Collection entries:
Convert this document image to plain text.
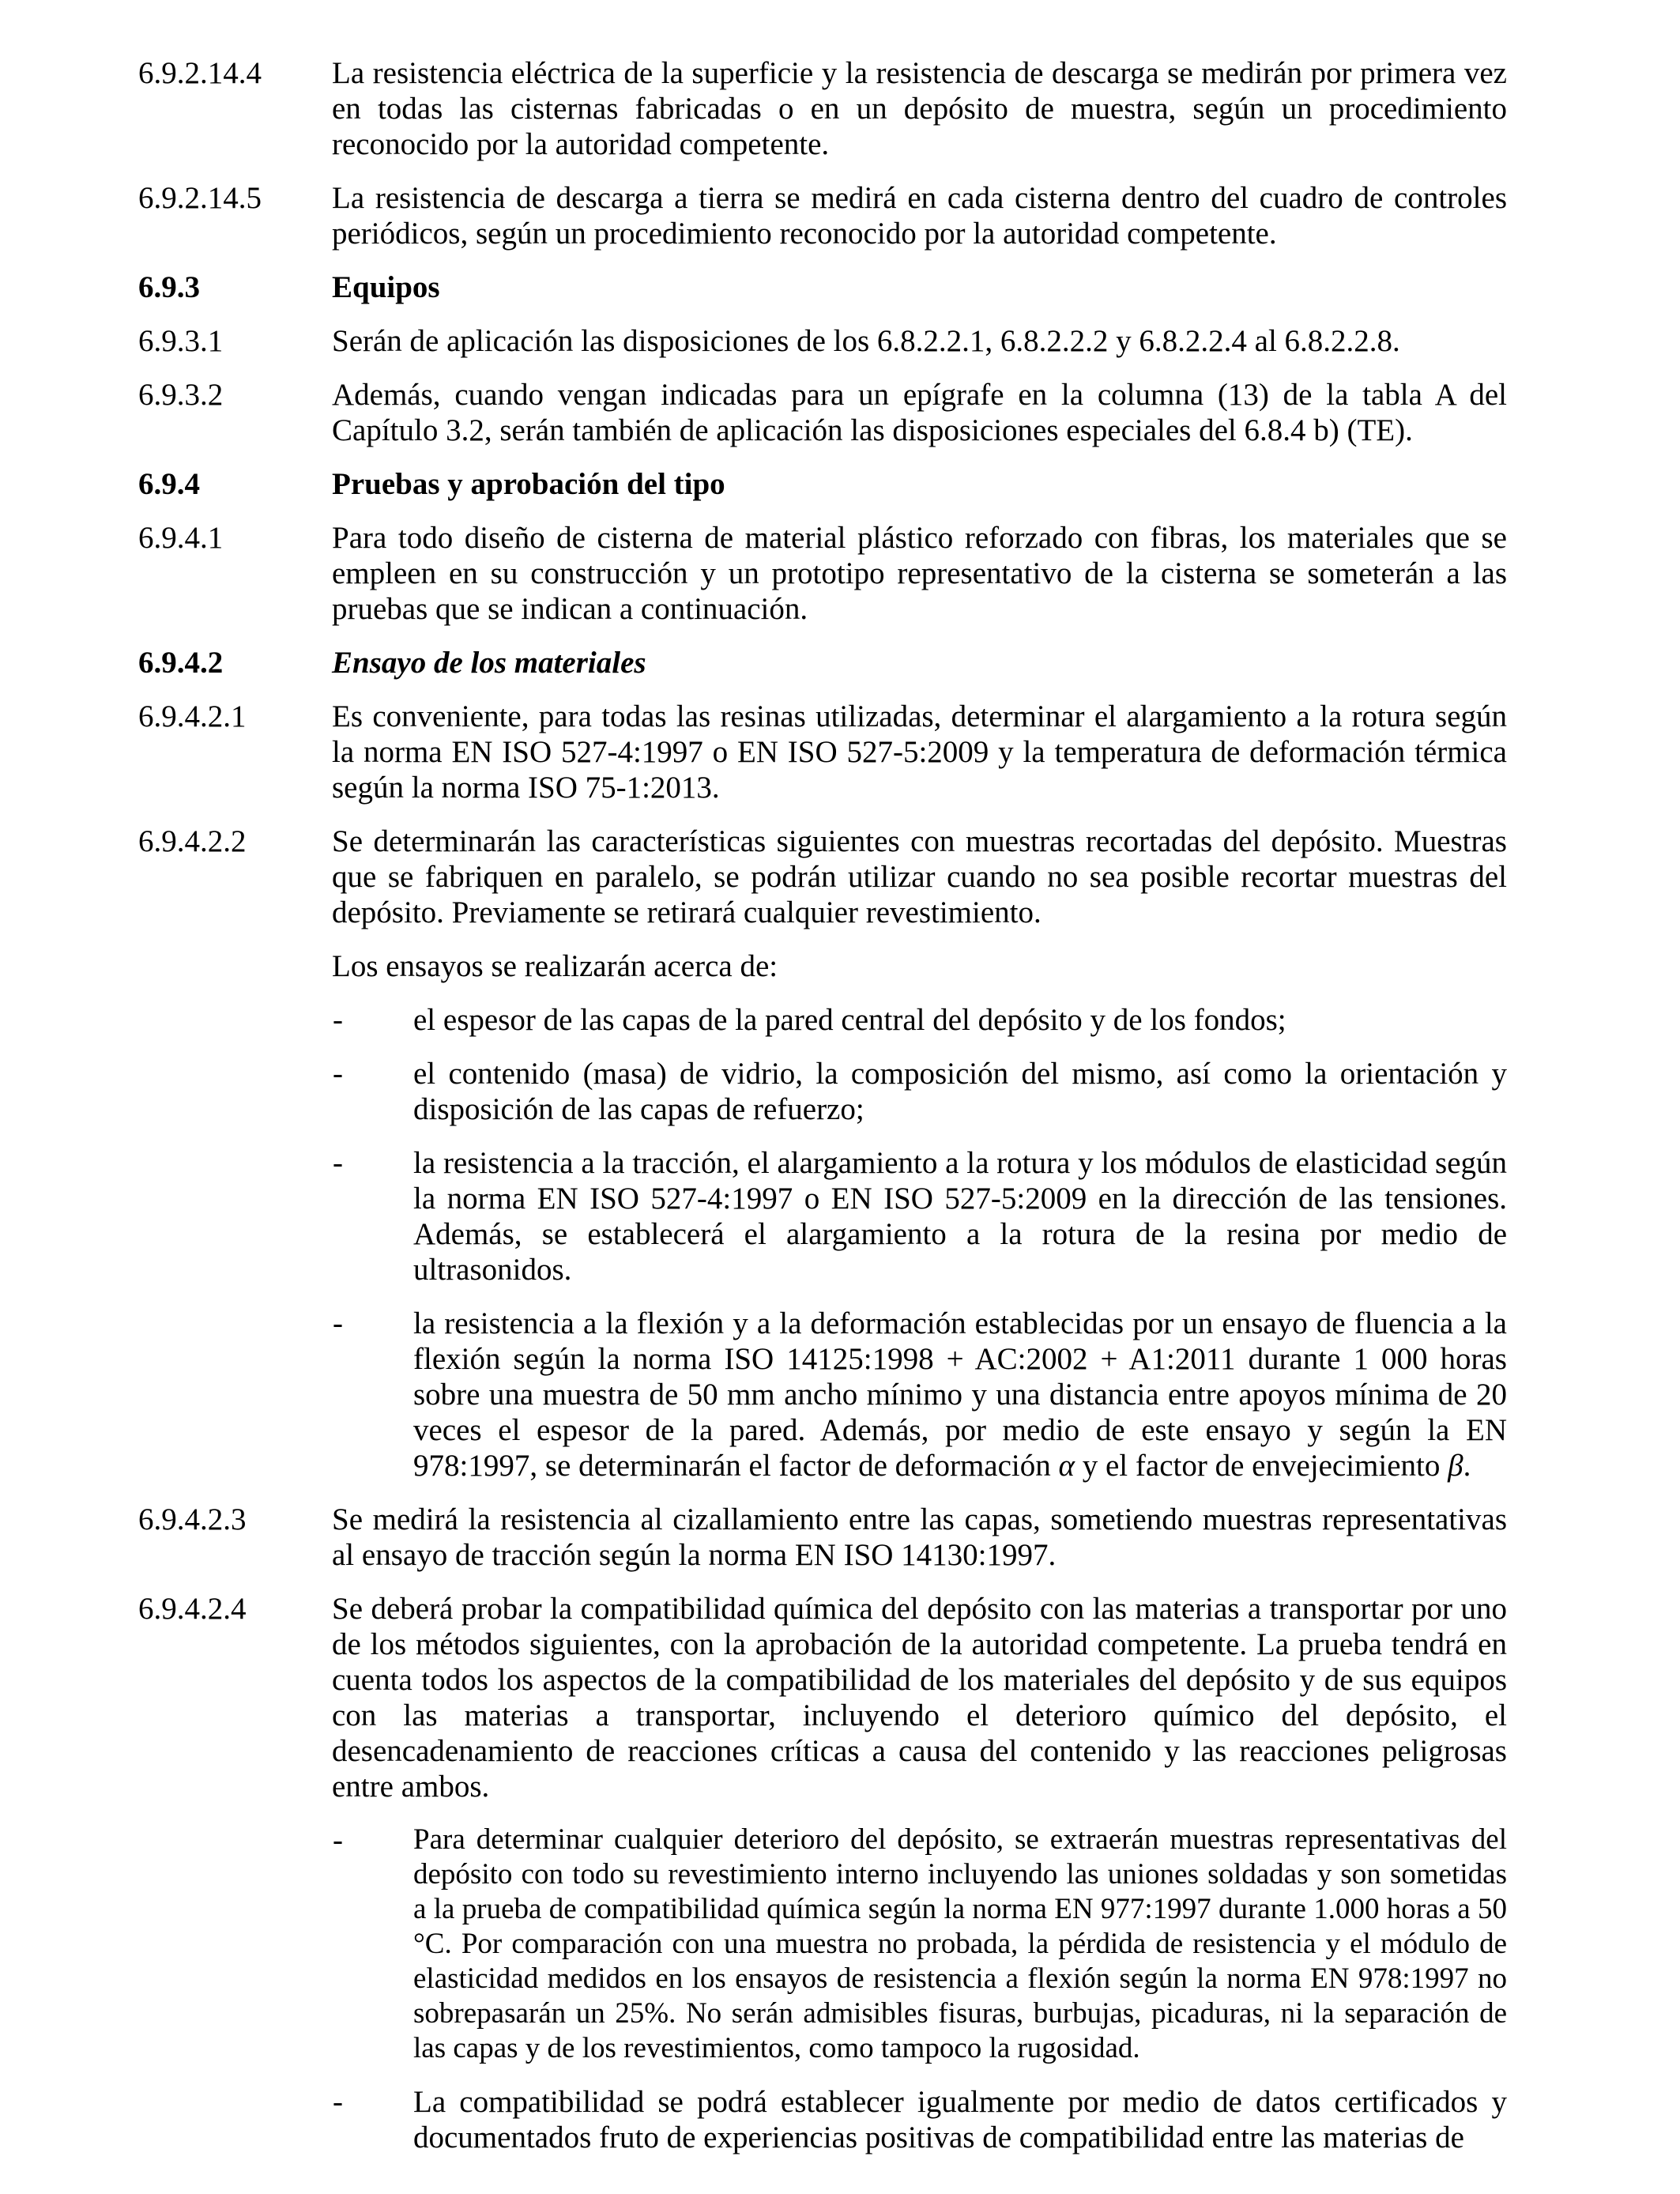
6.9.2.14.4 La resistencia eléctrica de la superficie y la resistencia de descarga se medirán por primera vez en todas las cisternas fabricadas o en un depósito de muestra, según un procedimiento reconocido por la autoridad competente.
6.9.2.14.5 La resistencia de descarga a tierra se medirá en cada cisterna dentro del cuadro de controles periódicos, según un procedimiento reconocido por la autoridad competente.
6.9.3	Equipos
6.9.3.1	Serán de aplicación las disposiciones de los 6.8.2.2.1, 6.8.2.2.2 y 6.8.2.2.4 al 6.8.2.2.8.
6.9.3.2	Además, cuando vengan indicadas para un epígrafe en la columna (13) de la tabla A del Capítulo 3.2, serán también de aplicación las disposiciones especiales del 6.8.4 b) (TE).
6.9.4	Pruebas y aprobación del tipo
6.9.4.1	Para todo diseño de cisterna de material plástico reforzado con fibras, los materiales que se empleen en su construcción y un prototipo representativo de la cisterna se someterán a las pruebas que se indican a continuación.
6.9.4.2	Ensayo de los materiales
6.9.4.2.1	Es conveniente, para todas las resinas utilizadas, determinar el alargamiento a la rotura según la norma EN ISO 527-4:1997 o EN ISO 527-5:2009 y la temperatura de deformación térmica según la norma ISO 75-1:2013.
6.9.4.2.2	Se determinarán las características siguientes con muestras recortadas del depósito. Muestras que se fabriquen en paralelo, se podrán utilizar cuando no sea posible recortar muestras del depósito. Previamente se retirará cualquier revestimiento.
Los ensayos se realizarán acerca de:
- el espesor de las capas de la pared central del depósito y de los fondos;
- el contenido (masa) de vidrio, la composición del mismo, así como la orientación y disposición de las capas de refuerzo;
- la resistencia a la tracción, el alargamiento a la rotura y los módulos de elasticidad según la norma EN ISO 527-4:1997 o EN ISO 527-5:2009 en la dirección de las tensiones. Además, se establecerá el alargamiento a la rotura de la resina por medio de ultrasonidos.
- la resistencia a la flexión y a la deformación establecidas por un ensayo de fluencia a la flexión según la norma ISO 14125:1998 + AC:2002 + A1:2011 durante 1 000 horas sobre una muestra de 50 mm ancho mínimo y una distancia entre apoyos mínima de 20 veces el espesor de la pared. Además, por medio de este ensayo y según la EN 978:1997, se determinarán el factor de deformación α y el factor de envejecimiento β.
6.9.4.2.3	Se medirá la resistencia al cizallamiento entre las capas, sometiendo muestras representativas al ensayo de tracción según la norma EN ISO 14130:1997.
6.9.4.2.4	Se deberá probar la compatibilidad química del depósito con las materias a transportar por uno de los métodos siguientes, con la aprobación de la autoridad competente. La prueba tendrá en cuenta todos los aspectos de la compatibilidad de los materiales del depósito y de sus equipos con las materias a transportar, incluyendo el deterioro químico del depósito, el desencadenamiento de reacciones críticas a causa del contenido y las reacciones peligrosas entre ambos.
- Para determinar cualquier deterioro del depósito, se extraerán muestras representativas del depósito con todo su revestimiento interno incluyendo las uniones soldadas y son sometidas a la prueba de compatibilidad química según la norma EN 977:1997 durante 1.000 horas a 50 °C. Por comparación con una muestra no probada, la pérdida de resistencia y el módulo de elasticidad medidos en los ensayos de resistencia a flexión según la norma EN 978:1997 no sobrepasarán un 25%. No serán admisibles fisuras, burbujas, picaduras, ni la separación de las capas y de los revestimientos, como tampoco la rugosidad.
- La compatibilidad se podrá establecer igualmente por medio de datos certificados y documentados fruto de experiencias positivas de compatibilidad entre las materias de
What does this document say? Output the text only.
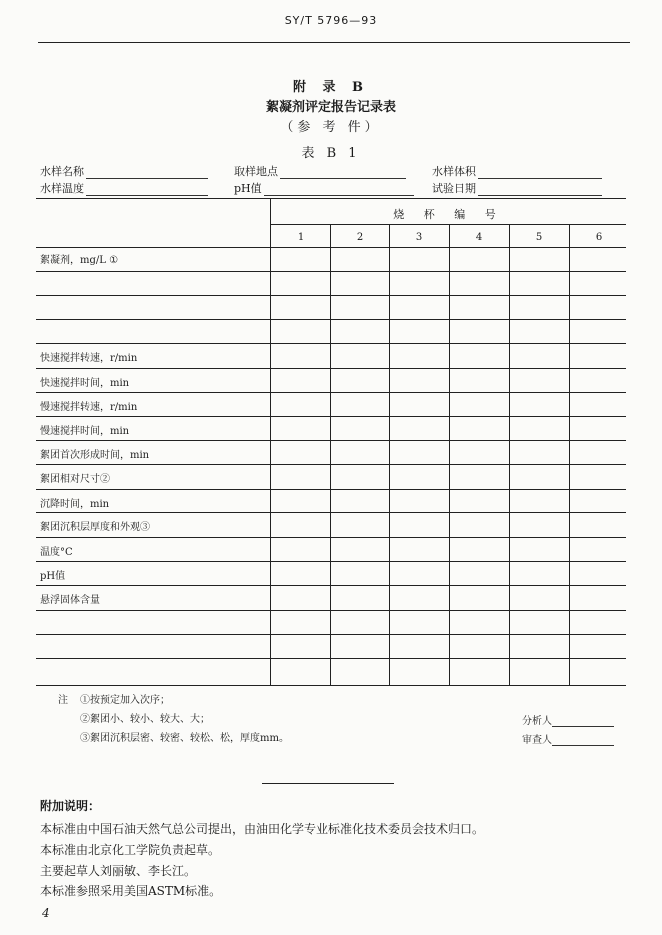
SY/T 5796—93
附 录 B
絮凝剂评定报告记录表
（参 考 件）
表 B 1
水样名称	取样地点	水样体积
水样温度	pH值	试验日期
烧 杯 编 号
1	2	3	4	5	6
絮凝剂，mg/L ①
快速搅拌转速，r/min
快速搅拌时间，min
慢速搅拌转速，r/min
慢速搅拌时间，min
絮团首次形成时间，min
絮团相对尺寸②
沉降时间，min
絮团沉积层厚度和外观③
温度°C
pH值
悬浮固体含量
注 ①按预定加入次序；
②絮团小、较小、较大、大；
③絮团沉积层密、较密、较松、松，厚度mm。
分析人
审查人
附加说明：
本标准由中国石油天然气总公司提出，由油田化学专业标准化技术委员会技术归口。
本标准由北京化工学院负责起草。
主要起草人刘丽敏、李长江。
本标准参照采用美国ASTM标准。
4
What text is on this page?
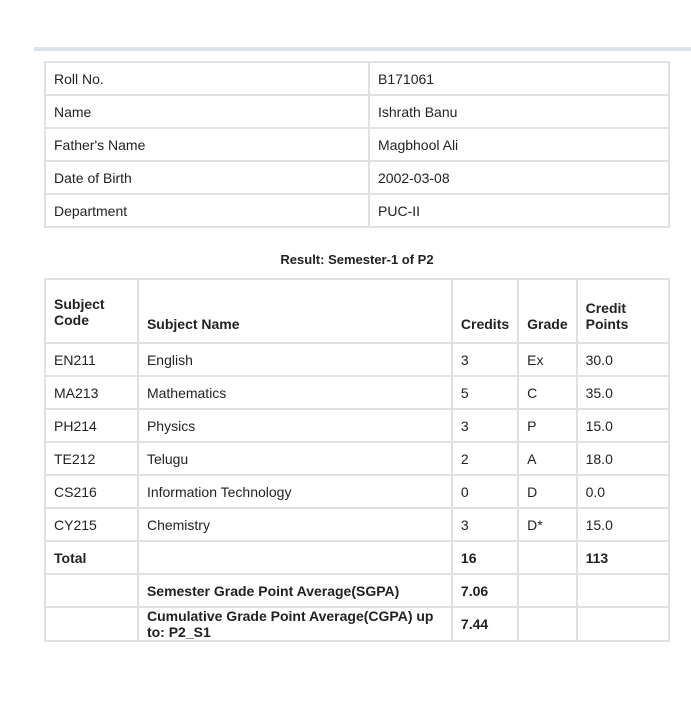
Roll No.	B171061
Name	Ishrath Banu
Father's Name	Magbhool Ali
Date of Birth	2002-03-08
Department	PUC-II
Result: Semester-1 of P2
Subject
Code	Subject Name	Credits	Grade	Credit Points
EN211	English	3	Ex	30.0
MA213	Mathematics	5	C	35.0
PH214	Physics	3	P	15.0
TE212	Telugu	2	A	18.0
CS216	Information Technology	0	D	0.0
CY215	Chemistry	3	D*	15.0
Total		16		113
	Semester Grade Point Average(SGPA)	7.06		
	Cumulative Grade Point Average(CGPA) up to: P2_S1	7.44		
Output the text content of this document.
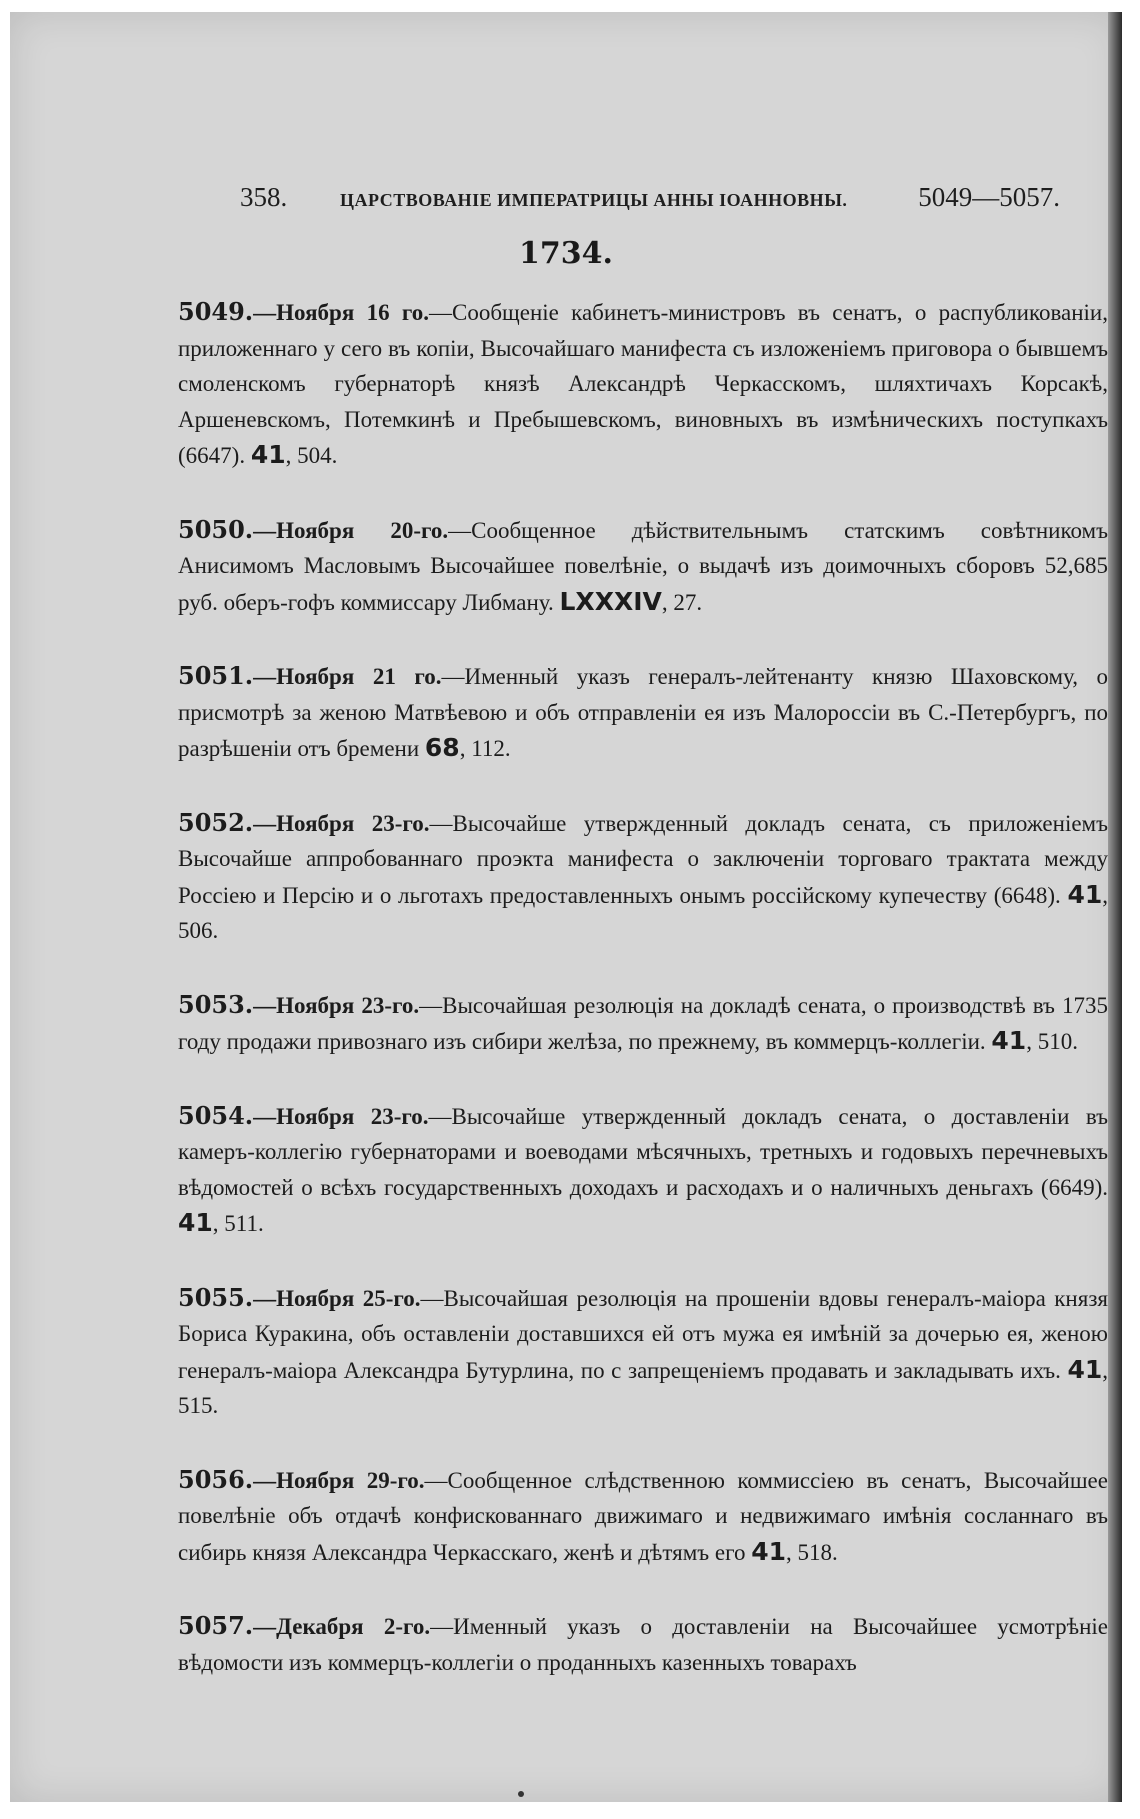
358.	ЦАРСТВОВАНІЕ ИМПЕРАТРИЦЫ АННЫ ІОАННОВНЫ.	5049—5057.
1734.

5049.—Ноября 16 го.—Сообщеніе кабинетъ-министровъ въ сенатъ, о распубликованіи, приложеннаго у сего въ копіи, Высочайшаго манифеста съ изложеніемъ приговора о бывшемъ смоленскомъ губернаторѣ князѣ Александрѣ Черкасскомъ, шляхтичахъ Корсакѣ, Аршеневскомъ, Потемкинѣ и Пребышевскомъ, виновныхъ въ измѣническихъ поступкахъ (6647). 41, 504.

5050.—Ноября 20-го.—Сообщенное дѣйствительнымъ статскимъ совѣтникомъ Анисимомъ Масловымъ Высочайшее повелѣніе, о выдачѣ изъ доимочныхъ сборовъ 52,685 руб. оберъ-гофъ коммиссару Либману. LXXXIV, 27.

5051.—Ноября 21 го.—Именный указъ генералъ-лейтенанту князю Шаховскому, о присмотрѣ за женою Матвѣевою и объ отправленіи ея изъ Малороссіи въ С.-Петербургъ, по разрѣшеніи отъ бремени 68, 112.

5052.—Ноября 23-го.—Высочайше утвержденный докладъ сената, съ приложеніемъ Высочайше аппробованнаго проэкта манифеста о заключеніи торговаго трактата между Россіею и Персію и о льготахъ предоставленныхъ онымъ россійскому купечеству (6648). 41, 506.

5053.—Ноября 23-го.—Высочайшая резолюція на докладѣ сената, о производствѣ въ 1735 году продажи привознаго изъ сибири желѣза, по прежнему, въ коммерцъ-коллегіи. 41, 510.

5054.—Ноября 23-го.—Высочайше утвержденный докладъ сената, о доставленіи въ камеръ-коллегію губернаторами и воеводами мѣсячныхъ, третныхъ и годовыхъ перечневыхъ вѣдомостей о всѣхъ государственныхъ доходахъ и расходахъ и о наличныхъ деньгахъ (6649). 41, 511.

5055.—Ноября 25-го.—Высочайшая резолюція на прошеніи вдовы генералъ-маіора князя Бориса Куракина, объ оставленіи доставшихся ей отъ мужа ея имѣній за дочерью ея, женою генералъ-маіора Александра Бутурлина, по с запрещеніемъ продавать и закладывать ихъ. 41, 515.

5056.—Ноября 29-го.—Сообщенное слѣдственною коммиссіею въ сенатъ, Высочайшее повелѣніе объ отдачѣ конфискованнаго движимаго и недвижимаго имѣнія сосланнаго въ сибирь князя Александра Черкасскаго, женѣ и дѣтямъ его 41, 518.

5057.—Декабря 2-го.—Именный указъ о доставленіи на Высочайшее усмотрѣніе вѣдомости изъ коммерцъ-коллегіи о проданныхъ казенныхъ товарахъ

**What is expected**. How many lines in the records above contain the word "contenido"? Reply with the number alone.

**Result of the exercise**. 2